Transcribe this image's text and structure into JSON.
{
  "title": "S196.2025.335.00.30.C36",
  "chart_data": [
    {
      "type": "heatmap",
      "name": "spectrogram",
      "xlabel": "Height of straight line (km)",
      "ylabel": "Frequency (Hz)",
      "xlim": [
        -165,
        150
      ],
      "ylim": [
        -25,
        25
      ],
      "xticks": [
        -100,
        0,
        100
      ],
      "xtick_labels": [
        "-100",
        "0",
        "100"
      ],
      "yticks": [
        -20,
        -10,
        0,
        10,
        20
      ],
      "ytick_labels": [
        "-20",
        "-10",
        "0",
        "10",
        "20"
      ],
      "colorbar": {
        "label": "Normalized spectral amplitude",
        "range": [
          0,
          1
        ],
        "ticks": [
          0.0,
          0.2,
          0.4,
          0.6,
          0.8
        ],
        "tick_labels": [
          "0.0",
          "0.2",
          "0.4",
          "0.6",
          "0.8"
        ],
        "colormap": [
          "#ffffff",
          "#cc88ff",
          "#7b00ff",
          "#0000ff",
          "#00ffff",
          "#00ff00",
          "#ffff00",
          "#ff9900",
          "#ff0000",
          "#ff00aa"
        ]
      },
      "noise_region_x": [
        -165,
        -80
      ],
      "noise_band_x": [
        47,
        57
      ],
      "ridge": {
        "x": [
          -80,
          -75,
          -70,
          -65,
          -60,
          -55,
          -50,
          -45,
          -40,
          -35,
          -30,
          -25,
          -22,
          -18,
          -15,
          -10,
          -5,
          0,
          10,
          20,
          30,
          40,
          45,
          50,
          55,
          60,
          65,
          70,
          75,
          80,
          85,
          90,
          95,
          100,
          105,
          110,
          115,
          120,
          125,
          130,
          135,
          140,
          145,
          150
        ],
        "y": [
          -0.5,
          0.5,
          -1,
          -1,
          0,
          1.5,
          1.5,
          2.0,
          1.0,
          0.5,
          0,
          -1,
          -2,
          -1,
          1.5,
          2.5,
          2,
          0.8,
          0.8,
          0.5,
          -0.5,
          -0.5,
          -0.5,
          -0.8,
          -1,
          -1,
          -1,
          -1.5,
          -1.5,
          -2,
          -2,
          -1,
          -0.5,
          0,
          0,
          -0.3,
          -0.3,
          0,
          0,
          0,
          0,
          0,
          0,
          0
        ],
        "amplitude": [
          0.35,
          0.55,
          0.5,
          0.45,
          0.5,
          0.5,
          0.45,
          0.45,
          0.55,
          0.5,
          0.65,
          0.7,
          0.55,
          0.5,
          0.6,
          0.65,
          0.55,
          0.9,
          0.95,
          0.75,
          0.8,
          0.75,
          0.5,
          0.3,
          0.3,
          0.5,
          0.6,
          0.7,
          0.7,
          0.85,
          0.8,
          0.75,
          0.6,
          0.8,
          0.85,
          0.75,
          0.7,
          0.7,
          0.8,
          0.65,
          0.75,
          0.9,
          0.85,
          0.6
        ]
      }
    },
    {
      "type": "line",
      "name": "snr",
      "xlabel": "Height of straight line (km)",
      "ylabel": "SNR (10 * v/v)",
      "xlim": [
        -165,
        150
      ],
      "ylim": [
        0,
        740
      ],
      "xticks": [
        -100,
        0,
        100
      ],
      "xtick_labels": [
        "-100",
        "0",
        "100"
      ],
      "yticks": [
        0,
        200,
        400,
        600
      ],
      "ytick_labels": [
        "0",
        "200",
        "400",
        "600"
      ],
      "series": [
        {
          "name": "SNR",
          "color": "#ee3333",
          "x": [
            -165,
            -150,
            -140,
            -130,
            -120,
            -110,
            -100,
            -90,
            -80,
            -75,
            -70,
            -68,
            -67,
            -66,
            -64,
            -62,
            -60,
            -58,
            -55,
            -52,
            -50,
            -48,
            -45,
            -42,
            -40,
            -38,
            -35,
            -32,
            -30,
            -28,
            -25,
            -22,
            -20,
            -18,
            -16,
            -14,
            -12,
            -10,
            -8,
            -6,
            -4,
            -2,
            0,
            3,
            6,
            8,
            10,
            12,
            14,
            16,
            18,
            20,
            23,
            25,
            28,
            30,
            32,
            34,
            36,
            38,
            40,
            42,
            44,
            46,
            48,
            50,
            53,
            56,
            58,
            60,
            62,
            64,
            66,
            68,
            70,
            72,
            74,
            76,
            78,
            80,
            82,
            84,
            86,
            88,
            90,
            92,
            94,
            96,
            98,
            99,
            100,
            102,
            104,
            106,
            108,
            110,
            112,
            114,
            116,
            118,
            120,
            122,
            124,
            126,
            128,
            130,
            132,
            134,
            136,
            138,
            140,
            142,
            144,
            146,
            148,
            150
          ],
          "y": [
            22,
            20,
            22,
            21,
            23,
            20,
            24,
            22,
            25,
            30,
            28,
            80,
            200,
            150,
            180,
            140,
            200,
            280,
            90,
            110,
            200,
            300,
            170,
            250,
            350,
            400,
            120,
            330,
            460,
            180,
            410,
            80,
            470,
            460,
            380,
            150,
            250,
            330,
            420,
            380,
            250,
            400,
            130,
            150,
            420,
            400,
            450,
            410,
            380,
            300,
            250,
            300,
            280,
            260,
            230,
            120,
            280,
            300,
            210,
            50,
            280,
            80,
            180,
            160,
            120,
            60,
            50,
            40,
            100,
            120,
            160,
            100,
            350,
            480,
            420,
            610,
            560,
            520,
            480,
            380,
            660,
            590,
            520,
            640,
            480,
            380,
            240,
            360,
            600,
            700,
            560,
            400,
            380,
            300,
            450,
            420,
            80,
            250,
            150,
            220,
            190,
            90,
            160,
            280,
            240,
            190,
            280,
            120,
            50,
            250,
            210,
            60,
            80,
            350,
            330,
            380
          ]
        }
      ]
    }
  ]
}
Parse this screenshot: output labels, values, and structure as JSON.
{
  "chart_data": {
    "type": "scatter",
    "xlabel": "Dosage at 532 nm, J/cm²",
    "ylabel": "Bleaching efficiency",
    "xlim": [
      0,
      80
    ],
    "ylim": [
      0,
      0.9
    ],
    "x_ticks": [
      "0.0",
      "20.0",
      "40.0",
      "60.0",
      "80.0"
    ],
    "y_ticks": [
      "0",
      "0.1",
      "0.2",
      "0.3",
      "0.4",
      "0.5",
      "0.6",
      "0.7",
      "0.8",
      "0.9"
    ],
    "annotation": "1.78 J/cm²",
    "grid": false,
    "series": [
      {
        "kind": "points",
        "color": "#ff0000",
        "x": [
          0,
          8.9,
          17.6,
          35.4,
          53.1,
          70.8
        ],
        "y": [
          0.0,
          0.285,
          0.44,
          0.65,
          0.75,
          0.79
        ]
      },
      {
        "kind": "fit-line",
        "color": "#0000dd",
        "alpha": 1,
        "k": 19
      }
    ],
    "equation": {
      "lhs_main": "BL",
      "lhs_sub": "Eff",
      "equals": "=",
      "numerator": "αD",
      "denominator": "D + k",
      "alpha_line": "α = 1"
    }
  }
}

### Aim of the exercise
Find the word "ylabel" in the entries, and copy every line it shows up in.

### Output of the exercise
      "ylabel": "Frequency (Hz)",
      "ylabel": "SNR (10 * v/v)",
    "ylabel": "Bleaching efficiency",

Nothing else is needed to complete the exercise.